_Challenge_
State only the number of lines that contain the string "errors".

_Input material_
────────

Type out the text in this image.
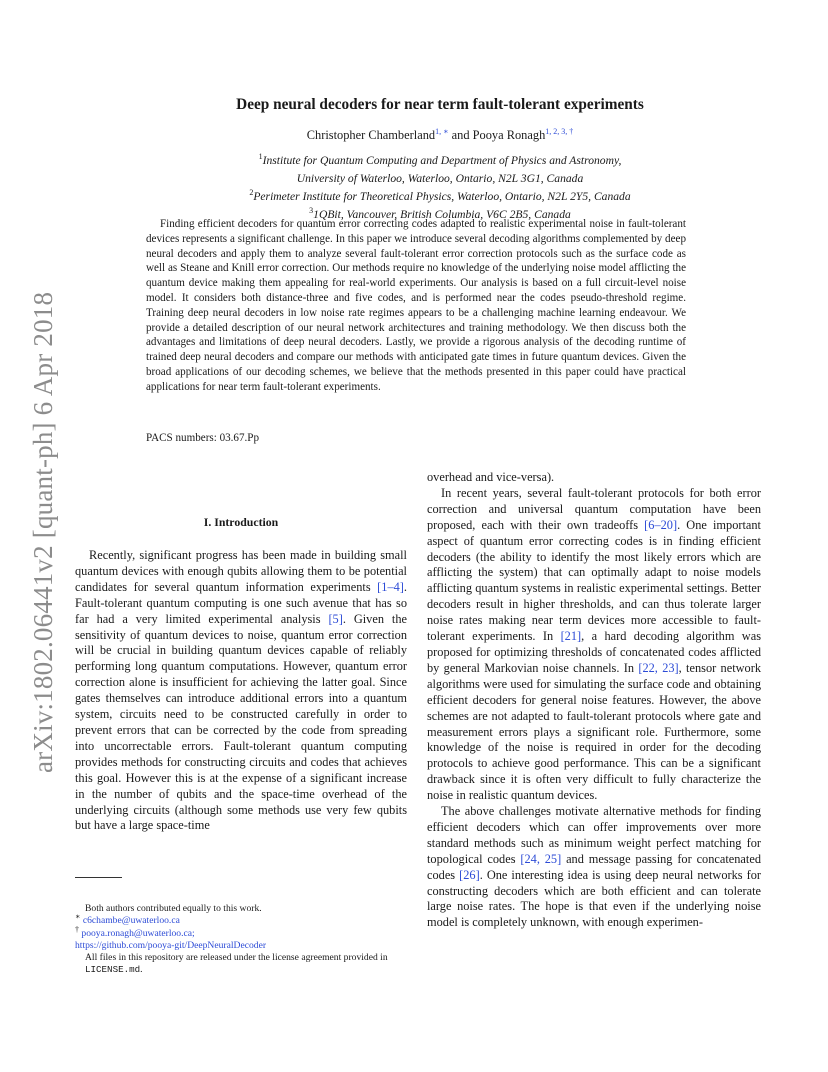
arXiv:1802.06441v2 [quant-ph] 6 Apr 2018
Deep neural decoders for near term fault-tolerant experiments
Christopher Chamberland$^{1, ∗}$ and Pooya Ronagh$^{1, 2, 3, \dagger}$
$^1$Institute for Quantum Computing and Department of Physics and Astronomy,
University of Waterloo, Waterloo, Ontario, N2L 3G1, Canada
$^2$Perimeter Institute for Theoretical Physics, Waterloo, Ontario, N2L 2Y5, Canada
$^3$1QBit, Vancouver, British Columbia, V6C 2B5, Canada

Finding efficient decoders for quantum error correcting codes adapted to realistic experimental noise in fault-tolerant devices represents a significant challenge. In this paper we introduce several decoding algorithms complemented by deep neural decoders and apply them to analyze several fault-tolerant error correction protocols such as the surface code as well as Steane and Knill error correction. Our methods require no knowledge of the underlying noise model afflicting the quantum device making them appealing for real-world experiments. Our analysis is based on a full circuit-level noise model. It considers both distance-three and five codes, and is performed near the codes pseudo-threshold regime. Training deep neural decoders in low noise rate regimes appears to be a challenging machine learning endeavour. We provide a detailed description of our neural network architectures and training methodology. We then discuss both the advantages and limitations of deep neural decoders. Lastly, we provide a rigorous analysis of the decoding runtime of trained deep neural decoders and compare our methods with anticipated gate times in future quantum devices. Given the broad applications of our decoding schemes, we believe that the methods presented in this paper could have practical applications for near term fault-tolerant experiments.

PACS numbers: 03.67.Pp
I. Introduction

Recently, significant progress has been made in building small quantum devices with enough qubits allowing them to be potential candidates for several quantum information experiments [1–4]. Fault-tolerant quantum computing is one such avenue that has so far had a very limited experimental analysis [5]. Given the sensitivity of quantum devices to noise, quantum error correction will be crucial in building quantum devices capable of reliably performing long quantum computations. However, quantum error correction alone is insufficient for achieving the latter goal. Since gates themselves can introduce additional errors into a quantum system, circuits need to be constructed carefully in order to prevent errors that can be corrected by the code from spreading into uncorrectable errors. Fault-tolerant quantum computing provides methods for constructing circuits and codes that achieves this goal. However this is at the expense of a significant increase in the number of qubits and the space-time overhead of the underlying circuits (although some methods use very few qubits but have a large space-time

overhead and vice-versa).

In recent years, several fault-tolerant protocols for both error correction and universal quantum computation have been proposed, each with their own tradeoffs [6–20]. One important aspect of quantum error correcting codes is in finding efficient decoders (the ability to identify the most likely errors which are afflicting the system) that can optimally adapt to noise models afflicting quantum systems in realistic experimental settings. Better decoders result in higher thresholds, and can thus tolerate larger noise rates making near term devices more accessible to fault-tolerant experiments. In [21], a hard decoding algorithm was proposed for optimizing thresholds of concatenated codes afflicted by general Markovian noise channels. In [22, 23], tensor network algorithms were used for simulating the surface code and obtaining efficient decoders for general noise features. However, the above schemes are not adapted to fault-tolerant protocols where gate and measurement errors plays a significant role. Furthermore, some knowledge of the noise is required in order for the decoding protocols to achieve good performance. This can be a significant drawback since it is often very difficult to fully characterize the noise in realistic quantum devices.

The above challenges motivate alternative methods for finding efficient decoders which can offer improvements over more standard methods such as minimum weight perfect matching for topological codes [24, 25] and message passing for concatenated codes [26]. One interesting idea is using deep neural networks for constructing decoders which are both efficient and can tolerate large noise rates. The hope is that even if the underlying noise model is completely unknown, with enough experimen-

Both authors contributed equally to this work.
∗ c6chambe@uwaterloo.ca
† pooya.ronagh@uwaterloo.ca;
https://github.com/pooya-git/DeepNeuralDecoder
All files in this repository are released under the license agreement provided in LICENSE.md.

────────

_The answer_
2